Entries from a visual dataset:
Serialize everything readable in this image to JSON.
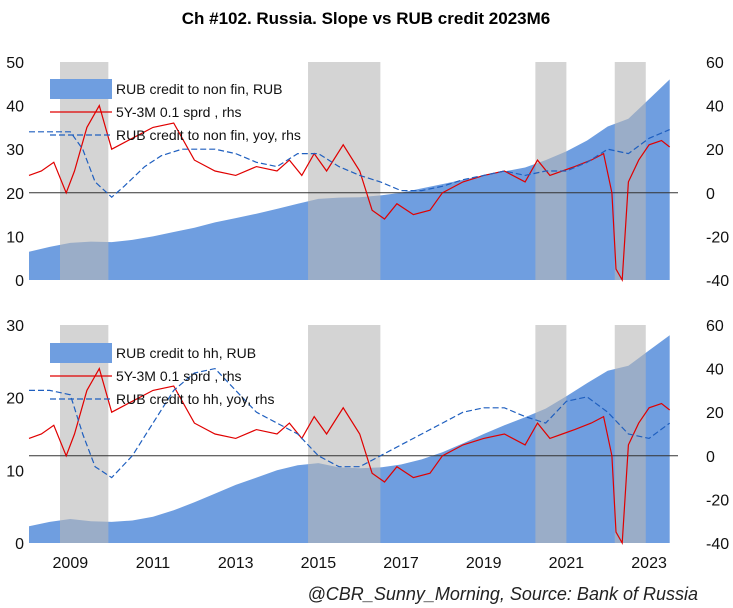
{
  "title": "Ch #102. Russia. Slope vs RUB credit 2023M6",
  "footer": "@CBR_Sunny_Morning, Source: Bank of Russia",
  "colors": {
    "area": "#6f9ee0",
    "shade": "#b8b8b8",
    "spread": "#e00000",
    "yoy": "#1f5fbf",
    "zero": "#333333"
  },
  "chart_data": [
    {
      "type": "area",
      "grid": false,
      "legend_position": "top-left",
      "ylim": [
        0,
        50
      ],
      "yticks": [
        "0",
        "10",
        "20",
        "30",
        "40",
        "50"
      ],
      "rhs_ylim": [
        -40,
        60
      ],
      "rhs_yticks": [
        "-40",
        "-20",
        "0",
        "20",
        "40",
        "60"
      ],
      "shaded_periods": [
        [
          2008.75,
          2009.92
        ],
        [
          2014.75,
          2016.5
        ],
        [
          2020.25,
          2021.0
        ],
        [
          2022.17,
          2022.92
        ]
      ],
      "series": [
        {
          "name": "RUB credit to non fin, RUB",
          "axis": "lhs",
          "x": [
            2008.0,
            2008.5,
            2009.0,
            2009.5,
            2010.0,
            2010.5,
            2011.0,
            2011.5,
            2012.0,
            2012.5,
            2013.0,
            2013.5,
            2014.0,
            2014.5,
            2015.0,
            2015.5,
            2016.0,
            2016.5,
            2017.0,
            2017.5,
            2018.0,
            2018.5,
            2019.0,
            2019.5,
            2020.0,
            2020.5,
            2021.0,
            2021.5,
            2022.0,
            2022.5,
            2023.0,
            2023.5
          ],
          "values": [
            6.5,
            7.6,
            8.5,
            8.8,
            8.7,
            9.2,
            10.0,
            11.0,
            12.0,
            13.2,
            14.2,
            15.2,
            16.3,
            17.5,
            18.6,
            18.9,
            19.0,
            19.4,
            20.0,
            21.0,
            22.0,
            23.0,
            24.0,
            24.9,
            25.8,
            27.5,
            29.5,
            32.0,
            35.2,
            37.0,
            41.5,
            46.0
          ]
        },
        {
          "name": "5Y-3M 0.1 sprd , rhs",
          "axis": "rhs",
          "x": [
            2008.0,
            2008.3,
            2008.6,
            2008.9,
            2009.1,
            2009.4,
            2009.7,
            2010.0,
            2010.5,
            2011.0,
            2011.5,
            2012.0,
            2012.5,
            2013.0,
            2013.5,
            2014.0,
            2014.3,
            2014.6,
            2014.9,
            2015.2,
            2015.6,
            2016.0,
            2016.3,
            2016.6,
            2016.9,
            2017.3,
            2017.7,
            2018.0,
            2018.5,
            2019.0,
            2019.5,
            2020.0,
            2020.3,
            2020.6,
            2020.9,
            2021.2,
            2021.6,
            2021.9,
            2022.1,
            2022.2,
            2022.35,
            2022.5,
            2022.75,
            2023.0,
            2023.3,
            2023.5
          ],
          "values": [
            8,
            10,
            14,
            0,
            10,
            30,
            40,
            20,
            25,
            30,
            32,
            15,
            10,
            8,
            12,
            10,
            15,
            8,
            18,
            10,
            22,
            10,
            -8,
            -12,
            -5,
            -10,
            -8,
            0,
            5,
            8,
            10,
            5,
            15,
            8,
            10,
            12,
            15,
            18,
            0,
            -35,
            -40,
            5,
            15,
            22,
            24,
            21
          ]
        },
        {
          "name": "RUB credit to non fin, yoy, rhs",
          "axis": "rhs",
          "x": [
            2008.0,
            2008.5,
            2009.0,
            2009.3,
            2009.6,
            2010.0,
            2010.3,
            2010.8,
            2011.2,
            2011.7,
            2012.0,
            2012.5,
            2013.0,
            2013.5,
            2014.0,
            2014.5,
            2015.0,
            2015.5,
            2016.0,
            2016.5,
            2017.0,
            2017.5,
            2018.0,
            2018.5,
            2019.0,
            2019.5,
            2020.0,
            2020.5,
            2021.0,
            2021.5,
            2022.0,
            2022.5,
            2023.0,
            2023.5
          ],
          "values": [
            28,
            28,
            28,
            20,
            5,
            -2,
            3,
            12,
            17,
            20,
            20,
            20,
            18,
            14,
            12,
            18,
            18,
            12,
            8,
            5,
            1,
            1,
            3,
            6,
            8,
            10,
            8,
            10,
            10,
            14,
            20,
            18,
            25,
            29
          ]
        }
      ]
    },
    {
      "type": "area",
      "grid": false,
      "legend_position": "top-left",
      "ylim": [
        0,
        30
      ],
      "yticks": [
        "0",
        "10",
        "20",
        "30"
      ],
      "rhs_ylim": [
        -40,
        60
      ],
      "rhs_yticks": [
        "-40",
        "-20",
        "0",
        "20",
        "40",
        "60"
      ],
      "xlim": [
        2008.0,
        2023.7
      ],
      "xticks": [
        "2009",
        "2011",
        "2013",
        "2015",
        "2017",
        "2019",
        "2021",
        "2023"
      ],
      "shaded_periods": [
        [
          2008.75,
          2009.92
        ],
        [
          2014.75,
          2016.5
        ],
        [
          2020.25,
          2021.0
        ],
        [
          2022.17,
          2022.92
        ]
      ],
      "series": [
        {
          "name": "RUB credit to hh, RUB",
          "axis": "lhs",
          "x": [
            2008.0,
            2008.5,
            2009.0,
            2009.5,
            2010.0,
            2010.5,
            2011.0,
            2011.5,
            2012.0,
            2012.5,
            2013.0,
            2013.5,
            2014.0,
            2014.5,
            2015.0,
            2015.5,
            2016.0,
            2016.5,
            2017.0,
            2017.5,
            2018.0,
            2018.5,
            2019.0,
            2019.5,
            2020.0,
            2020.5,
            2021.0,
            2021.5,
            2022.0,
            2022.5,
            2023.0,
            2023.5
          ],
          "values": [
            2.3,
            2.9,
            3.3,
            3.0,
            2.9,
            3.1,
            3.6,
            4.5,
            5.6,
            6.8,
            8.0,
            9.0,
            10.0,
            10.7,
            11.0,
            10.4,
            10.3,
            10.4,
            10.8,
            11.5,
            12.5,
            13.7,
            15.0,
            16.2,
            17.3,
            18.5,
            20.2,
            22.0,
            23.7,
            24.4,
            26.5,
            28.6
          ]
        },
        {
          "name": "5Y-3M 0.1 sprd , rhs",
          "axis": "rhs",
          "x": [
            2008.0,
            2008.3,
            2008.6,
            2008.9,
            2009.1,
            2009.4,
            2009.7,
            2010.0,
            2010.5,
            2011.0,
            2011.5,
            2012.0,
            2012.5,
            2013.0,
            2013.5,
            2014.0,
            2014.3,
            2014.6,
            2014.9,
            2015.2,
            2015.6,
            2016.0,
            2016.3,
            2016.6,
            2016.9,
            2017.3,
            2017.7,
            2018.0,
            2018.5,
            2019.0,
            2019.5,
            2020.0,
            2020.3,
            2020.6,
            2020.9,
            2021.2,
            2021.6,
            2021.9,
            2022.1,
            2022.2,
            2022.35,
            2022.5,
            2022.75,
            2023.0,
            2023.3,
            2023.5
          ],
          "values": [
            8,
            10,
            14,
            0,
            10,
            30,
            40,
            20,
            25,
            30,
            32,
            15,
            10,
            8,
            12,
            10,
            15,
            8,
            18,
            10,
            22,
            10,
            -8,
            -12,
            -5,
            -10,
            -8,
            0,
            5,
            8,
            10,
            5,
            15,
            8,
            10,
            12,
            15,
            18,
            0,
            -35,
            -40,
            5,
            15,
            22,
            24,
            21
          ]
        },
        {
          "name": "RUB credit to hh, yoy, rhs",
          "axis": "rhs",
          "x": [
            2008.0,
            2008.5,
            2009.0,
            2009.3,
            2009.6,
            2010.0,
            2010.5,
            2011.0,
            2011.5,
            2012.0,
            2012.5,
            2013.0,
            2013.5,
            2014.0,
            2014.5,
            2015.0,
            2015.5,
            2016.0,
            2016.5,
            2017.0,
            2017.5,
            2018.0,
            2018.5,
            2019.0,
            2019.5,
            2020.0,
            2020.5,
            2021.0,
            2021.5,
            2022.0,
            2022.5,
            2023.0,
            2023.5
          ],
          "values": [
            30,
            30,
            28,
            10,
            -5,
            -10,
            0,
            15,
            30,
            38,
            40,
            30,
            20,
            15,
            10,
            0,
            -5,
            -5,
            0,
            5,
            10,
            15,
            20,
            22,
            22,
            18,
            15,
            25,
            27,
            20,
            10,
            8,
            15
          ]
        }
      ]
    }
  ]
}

## STATED PROBLEM
Check each line above for "name" and return the ones that have it.

## REPLY TO THE TASK
          "name": "RUB credit to non fin, RUB",
          "name": "5Y-3M 0.1 sprd , rhs",
          "name": "RUB credit to non fin, yoy, rhs",
          "name": "RUB credit to hh, RUB",
          "name": "5Y-3M 0.1 sprd , rhs",
          "name": "RUB credit to hh, yoy, rhs",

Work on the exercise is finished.